Below is a block of records; return all of them exactly, but without the images.
— BEGIN Supplied information —
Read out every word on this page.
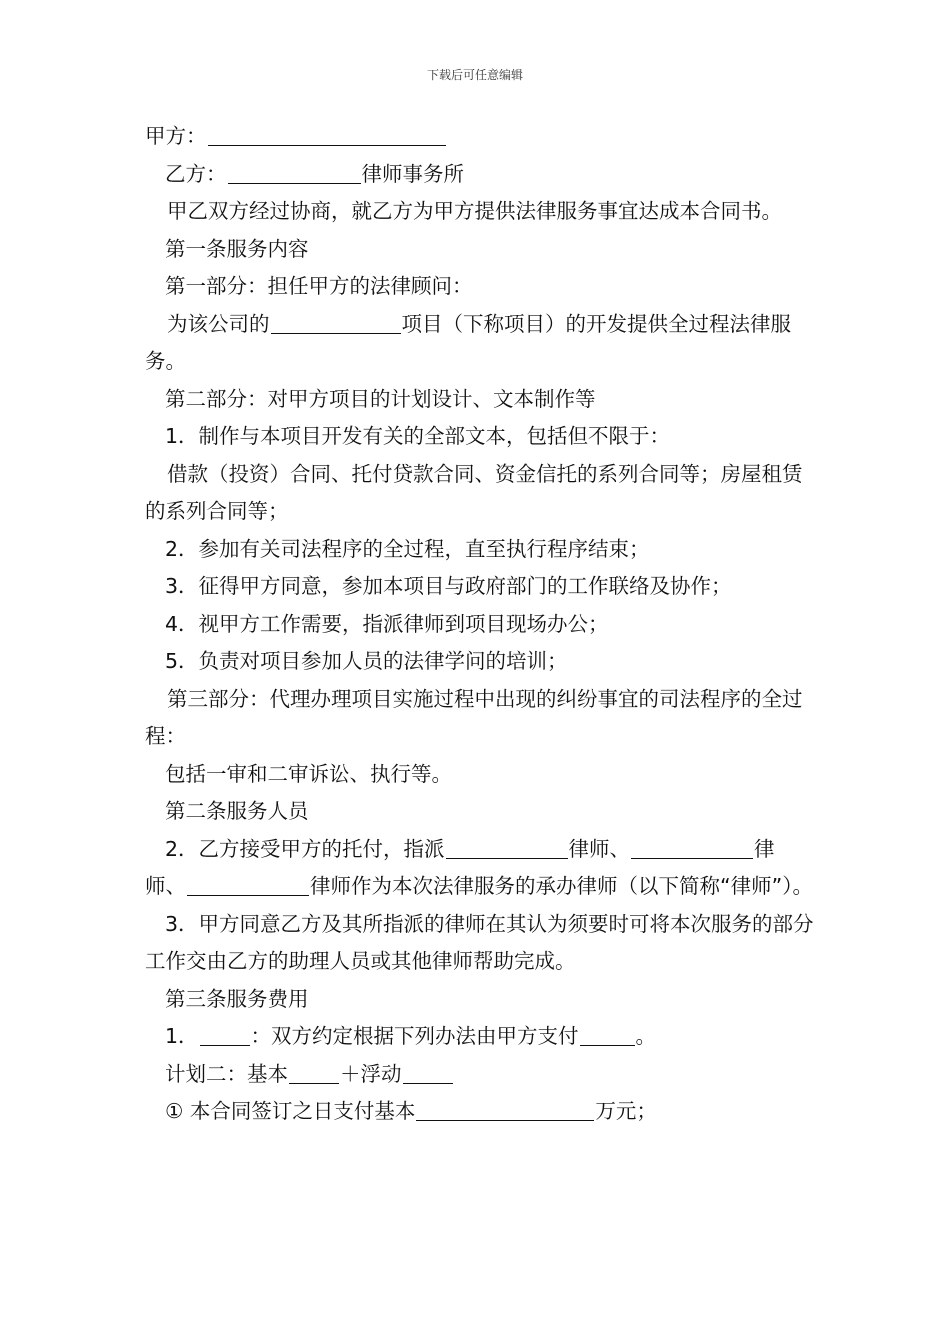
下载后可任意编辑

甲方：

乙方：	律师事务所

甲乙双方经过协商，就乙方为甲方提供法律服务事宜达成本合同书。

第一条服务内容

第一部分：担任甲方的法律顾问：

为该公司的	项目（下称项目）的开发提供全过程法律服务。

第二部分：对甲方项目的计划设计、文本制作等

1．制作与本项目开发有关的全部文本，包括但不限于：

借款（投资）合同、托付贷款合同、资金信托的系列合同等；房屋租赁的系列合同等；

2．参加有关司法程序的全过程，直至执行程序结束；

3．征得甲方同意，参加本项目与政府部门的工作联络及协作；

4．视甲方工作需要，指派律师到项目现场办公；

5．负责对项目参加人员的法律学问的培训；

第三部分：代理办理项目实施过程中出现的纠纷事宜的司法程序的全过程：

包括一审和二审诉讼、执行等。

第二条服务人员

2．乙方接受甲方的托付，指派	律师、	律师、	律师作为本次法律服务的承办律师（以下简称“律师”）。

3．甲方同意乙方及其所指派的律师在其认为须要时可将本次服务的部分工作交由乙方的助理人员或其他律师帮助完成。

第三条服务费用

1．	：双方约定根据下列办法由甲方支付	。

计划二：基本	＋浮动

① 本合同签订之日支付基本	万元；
— END Supplied information —
Solution for this problem —
Read out every word on this page.
下载后可任意编辑

甲方：

乙方：	律师事务所

甲乙双方经过协商，就乙方为甲方提供法律服务事宜达成本合同书。

第一条服务内容

第一部分：担任甲方的法律顾问：

为该公司的	项目（下称项目）的开发提供全过程法律服务。

第二部分：对甲方项目的计划设计、文本制作等

1．制作与本项目开发有关的全部文本，包括但不限于：

借款（投资）合同、托付贷款合同、资金信托的系列合同等；房屋租赁的系列合同等；

2．参加有关司法程序的全过程，直至执行程序结束；

3．征得甲方同意，参加本项目与政府部门的工作联络及协作；

4．视甲方工作需要，指派律师到项目现场办公；

5．负责对项目参加人员的法律学问的培训；

第三部分：代理办理项目实施过程中出现的纠纷事宜的司法程序的全过程：

包括一审和二审诉讼、执行等。

第二条服务人员

2．乙方接受甲方的托付，指派	律师、	律师、	律师作为本次法律服务的承办律师（以下简称“律师”）。

3．甲方同意乙方及其所指派的律师在其认为须要时可将本次服务的部分工作交由乙方的助理人员或其他律师帮助完成。

第三条服务费用

1．	：双方约定根据下列办法由甲方支付	。

计划二：基本	＋浮动

① 本合同签订之日支付基本	万元；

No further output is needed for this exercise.